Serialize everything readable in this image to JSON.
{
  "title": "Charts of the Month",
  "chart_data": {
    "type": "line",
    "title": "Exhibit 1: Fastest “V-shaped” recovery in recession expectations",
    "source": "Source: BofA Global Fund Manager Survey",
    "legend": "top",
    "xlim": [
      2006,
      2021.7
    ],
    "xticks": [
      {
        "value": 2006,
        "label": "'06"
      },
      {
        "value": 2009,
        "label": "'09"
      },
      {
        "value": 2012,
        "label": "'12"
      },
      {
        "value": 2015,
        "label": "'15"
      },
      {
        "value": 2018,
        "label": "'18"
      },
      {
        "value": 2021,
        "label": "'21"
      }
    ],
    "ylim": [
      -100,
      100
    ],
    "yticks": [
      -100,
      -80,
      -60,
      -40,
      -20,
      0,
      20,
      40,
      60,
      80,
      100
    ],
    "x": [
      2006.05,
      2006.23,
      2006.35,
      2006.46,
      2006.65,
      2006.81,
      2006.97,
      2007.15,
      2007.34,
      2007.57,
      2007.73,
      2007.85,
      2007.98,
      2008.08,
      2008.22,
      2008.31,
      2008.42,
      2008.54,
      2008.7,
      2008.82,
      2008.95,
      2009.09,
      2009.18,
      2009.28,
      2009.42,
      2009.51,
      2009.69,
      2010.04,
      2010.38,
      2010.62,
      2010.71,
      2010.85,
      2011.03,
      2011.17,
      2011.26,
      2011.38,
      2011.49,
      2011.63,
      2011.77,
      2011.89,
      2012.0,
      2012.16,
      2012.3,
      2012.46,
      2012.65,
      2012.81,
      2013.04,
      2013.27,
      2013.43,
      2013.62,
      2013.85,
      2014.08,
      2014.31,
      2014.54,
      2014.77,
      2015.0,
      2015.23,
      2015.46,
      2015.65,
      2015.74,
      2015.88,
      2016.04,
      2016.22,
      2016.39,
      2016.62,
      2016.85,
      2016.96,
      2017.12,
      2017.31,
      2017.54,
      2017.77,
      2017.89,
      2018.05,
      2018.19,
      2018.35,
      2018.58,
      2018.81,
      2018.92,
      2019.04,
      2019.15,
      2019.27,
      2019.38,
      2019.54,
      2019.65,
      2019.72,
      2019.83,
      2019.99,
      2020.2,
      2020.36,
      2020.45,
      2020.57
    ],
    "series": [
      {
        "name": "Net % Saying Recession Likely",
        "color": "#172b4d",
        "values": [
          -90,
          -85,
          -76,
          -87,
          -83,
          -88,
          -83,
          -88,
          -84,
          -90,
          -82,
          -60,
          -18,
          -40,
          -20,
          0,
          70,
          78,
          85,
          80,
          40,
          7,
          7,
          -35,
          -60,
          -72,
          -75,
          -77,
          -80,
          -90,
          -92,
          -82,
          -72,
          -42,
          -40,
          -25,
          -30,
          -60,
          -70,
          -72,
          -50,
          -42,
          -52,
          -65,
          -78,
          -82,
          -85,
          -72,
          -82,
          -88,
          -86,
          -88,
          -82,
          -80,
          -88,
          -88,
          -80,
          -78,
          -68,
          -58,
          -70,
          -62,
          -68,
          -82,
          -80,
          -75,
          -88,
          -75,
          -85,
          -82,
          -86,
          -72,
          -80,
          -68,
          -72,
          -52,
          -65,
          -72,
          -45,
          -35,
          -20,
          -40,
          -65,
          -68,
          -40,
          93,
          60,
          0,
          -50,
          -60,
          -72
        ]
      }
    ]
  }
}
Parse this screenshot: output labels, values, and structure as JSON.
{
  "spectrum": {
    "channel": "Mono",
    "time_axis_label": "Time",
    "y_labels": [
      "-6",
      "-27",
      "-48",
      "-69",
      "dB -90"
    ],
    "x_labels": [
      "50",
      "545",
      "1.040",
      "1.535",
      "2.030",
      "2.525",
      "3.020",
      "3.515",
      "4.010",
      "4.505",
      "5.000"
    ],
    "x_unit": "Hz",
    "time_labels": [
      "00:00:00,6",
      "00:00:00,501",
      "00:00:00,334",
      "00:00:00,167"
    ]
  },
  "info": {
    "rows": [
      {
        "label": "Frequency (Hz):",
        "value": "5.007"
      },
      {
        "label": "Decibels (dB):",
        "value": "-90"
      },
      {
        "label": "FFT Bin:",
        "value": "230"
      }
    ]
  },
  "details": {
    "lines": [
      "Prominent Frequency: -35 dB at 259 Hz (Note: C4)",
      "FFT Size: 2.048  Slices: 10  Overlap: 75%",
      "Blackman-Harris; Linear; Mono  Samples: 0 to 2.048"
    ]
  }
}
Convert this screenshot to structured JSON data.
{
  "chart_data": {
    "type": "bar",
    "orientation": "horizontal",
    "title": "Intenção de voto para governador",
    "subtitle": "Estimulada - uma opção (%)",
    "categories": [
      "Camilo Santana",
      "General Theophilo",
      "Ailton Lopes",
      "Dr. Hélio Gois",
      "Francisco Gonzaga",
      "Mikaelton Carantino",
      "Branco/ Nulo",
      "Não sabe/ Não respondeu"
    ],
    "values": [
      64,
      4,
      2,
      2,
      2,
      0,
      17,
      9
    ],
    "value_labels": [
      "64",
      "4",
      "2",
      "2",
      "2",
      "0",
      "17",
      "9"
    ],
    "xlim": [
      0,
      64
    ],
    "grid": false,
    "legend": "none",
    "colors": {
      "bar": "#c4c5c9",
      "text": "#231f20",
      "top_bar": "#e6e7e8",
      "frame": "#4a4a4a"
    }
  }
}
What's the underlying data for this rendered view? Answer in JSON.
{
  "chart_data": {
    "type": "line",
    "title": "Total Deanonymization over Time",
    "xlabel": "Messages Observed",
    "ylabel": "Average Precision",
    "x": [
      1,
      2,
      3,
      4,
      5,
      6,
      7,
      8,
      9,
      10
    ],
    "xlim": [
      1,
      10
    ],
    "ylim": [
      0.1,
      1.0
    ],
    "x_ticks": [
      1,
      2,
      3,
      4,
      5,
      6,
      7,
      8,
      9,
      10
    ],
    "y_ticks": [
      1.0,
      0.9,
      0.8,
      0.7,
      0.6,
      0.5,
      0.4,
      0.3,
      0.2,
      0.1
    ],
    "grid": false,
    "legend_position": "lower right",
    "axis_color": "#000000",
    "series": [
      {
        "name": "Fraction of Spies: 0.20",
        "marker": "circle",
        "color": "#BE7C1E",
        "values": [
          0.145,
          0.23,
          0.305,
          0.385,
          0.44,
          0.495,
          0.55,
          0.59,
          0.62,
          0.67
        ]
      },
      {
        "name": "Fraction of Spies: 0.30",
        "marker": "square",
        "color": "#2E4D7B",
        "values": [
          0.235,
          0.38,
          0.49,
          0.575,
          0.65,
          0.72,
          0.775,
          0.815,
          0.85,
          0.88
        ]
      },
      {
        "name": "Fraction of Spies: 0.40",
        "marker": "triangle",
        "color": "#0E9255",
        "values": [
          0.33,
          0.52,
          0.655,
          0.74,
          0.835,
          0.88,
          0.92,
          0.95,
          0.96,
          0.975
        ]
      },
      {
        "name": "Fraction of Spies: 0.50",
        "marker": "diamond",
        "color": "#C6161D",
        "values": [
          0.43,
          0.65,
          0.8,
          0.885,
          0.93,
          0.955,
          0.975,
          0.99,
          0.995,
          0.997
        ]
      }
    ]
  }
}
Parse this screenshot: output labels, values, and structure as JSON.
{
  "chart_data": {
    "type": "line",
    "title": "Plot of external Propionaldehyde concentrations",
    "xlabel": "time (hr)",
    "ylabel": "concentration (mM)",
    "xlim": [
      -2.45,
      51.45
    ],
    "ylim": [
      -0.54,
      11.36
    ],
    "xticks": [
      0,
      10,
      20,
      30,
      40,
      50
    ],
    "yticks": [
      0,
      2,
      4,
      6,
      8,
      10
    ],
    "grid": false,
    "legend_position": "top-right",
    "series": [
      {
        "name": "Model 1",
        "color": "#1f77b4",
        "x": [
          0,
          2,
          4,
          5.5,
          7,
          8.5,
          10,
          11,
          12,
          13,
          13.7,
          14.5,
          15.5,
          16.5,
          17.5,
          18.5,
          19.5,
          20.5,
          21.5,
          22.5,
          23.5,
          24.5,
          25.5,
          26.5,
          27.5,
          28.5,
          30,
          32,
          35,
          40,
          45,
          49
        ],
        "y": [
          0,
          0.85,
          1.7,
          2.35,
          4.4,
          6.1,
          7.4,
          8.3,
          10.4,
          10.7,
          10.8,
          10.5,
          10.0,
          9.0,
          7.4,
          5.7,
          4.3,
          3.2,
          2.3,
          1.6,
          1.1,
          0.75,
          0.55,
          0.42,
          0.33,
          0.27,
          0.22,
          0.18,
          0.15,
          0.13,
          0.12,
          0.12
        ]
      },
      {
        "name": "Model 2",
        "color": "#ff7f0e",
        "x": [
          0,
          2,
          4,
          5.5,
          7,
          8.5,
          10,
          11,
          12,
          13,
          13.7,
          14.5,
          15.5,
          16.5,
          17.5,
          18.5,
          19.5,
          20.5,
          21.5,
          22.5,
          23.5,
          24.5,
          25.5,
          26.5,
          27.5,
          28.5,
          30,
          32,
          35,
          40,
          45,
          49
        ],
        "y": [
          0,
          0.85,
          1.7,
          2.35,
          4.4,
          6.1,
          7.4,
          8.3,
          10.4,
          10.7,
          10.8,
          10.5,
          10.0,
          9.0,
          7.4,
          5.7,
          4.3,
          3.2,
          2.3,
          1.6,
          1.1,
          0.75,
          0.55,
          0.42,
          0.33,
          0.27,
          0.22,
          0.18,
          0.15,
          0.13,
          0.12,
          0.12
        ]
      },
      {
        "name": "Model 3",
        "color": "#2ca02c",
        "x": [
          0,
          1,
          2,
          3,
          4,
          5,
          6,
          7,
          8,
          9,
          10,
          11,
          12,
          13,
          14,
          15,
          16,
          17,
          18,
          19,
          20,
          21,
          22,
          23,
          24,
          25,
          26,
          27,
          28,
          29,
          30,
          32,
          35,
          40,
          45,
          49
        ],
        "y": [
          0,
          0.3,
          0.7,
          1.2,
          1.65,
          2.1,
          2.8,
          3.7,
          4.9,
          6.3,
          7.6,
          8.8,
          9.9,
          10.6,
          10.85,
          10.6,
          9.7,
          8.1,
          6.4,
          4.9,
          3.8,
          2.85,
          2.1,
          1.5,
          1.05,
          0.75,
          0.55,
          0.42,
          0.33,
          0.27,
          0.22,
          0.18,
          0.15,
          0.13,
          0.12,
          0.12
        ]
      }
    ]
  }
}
----------------
■ **PROBLEM DETAILS**:
Which lines hold the word "JSON"? Show each one.

■ **COMPLETE RESPONSE**:
Serialize everything readable in this image to JSON.
Parse this screenshot: output labels, values, and structure as JSON.
Convert this screenshot to structured JSON data.
What's the underlying data for this rendered view? Answer in JSON.
Parse this screenshot: output labels, values, and structure as JSON.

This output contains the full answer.